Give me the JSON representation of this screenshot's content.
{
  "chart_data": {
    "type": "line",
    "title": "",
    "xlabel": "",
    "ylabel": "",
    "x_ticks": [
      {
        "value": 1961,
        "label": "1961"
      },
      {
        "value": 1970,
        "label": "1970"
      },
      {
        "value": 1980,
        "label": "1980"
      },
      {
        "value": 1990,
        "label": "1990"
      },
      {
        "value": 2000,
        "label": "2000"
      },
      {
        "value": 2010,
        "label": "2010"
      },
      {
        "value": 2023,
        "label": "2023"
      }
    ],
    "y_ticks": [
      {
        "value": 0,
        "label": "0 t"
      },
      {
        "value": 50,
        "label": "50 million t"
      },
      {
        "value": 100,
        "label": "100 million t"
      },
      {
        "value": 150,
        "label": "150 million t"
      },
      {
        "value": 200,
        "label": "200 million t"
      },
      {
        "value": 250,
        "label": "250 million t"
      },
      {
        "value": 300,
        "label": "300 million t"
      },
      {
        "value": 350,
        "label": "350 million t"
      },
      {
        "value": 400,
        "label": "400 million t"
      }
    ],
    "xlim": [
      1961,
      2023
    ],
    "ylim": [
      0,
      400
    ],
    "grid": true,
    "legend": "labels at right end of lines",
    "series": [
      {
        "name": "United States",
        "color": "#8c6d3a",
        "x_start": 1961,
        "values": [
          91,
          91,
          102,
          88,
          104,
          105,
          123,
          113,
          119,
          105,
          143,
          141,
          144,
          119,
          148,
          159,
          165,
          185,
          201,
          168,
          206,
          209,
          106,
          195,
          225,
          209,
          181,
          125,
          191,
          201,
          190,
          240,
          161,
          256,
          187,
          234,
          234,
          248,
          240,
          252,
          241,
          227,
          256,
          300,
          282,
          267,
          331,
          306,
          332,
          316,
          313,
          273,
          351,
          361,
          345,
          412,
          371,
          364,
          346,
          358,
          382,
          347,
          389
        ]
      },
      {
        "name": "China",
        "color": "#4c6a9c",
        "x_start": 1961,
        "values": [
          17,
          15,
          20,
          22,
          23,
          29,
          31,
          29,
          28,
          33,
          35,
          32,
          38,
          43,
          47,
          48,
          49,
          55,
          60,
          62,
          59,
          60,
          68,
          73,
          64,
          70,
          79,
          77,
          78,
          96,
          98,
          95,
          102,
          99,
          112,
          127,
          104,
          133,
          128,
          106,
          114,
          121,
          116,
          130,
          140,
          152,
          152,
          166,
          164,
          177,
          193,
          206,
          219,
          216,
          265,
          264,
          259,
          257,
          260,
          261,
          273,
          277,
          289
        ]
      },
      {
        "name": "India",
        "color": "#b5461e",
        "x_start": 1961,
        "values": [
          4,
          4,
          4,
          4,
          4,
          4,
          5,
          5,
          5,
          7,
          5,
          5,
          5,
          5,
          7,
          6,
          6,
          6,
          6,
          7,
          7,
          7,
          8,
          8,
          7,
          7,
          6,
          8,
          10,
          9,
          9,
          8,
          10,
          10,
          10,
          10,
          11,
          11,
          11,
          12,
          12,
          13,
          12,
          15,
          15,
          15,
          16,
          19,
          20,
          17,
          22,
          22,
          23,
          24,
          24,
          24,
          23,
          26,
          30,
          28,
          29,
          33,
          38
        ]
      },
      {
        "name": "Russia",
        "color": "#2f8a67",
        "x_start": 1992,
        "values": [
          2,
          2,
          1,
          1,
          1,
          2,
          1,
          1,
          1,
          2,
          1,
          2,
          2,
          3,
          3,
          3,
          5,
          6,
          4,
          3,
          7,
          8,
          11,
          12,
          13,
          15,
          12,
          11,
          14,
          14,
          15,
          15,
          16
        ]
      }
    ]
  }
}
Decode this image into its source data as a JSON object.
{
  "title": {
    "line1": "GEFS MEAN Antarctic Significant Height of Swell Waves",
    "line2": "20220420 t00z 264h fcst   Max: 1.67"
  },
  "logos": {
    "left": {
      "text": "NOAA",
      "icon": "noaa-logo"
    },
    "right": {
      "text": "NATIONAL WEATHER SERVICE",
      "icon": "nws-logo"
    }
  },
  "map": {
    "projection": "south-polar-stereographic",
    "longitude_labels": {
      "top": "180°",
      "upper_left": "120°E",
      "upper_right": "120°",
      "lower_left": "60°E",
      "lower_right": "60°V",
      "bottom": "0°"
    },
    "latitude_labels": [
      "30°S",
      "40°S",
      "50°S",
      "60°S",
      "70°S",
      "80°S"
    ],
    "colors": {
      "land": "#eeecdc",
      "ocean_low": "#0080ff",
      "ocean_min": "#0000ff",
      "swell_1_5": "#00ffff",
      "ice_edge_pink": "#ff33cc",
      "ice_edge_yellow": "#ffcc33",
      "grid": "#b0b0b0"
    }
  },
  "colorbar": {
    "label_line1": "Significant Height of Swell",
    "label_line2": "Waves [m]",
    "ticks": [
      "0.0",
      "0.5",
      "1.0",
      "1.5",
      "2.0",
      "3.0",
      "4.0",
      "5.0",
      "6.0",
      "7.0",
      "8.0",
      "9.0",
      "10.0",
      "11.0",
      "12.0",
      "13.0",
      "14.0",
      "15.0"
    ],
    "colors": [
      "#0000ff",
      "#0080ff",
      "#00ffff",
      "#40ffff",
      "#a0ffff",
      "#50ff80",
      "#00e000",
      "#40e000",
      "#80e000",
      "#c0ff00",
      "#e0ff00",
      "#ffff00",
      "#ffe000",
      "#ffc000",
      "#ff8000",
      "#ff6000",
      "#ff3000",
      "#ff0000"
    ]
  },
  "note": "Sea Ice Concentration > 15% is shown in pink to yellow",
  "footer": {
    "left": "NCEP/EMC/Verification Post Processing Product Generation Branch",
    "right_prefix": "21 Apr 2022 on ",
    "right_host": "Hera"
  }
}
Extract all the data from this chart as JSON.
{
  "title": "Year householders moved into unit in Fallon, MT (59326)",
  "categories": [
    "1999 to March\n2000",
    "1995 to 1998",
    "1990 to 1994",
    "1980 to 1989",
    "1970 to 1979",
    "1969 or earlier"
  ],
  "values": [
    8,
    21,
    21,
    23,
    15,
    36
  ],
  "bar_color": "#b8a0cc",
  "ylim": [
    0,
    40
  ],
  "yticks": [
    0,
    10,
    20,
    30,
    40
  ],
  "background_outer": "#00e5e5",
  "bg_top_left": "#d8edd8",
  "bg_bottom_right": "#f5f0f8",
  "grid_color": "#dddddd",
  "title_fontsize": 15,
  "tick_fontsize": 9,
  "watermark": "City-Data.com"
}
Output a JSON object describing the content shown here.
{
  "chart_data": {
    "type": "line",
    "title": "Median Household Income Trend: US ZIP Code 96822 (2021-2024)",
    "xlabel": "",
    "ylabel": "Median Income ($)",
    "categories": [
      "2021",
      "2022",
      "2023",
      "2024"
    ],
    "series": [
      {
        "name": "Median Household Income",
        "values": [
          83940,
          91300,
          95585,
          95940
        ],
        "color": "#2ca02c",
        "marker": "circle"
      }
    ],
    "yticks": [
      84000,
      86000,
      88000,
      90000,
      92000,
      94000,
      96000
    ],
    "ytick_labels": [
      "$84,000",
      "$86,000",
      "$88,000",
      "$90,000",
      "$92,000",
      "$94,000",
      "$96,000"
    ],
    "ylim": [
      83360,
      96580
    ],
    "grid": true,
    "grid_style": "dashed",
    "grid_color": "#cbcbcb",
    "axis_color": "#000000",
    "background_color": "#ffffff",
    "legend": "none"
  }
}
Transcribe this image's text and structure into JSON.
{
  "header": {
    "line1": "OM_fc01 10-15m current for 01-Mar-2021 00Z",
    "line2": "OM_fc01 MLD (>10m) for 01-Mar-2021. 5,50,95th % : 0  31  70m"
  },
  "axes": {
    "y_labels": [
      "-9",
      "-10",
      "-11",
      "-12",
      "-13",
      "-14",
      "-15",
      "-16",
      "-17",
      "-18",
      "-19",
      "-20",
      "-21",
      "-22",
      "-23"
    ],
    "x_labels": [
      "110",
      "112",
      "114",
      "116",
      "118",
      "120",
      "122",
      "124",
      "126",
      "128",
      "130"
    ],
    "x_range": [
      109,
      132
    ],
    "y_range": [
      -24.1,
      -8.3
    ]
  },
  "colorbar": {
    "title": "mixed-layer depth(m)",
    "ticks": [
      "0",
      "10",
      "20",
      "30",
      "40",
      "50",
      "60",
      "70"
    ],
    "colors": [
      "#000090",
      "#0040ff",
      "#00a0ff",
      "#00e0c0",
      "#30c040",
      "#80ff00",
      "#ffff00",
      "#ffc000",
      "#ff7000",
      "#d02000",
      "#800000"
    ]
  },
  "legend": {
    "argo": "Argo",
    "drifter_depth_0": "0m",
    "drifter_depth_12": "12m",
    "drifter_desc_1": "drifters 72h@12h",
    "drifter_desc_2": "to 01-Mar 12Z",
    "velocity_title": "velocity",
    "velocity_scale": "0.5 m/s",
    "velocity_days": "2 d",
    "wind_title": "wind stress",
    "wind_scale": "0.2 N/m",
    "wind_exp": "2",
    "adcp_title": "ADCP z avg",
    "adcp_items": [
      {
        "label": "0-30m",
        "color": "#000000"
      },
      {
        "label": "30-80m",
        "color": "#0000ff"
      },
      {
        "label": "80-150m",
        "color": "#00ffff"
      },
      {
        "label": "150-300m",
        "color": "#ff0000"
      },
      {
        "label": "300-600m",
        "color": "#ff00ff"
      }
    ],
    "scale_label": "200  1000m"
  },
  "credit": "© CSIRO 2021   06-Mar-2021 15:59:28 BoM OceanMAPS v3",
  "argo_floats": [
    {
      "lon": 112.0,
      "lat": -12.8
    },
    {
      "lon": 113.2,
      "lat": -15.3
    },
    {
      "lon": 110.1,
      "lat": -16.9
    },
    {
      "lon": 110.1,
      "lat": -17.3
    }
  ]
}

● ● ●

Required work ::
Search the records for the word "image" and copy every line where it occurs.

Worked answer ::
Decode this image into its source data as a JSON object.
Transcribe this image's text and structure into JSON.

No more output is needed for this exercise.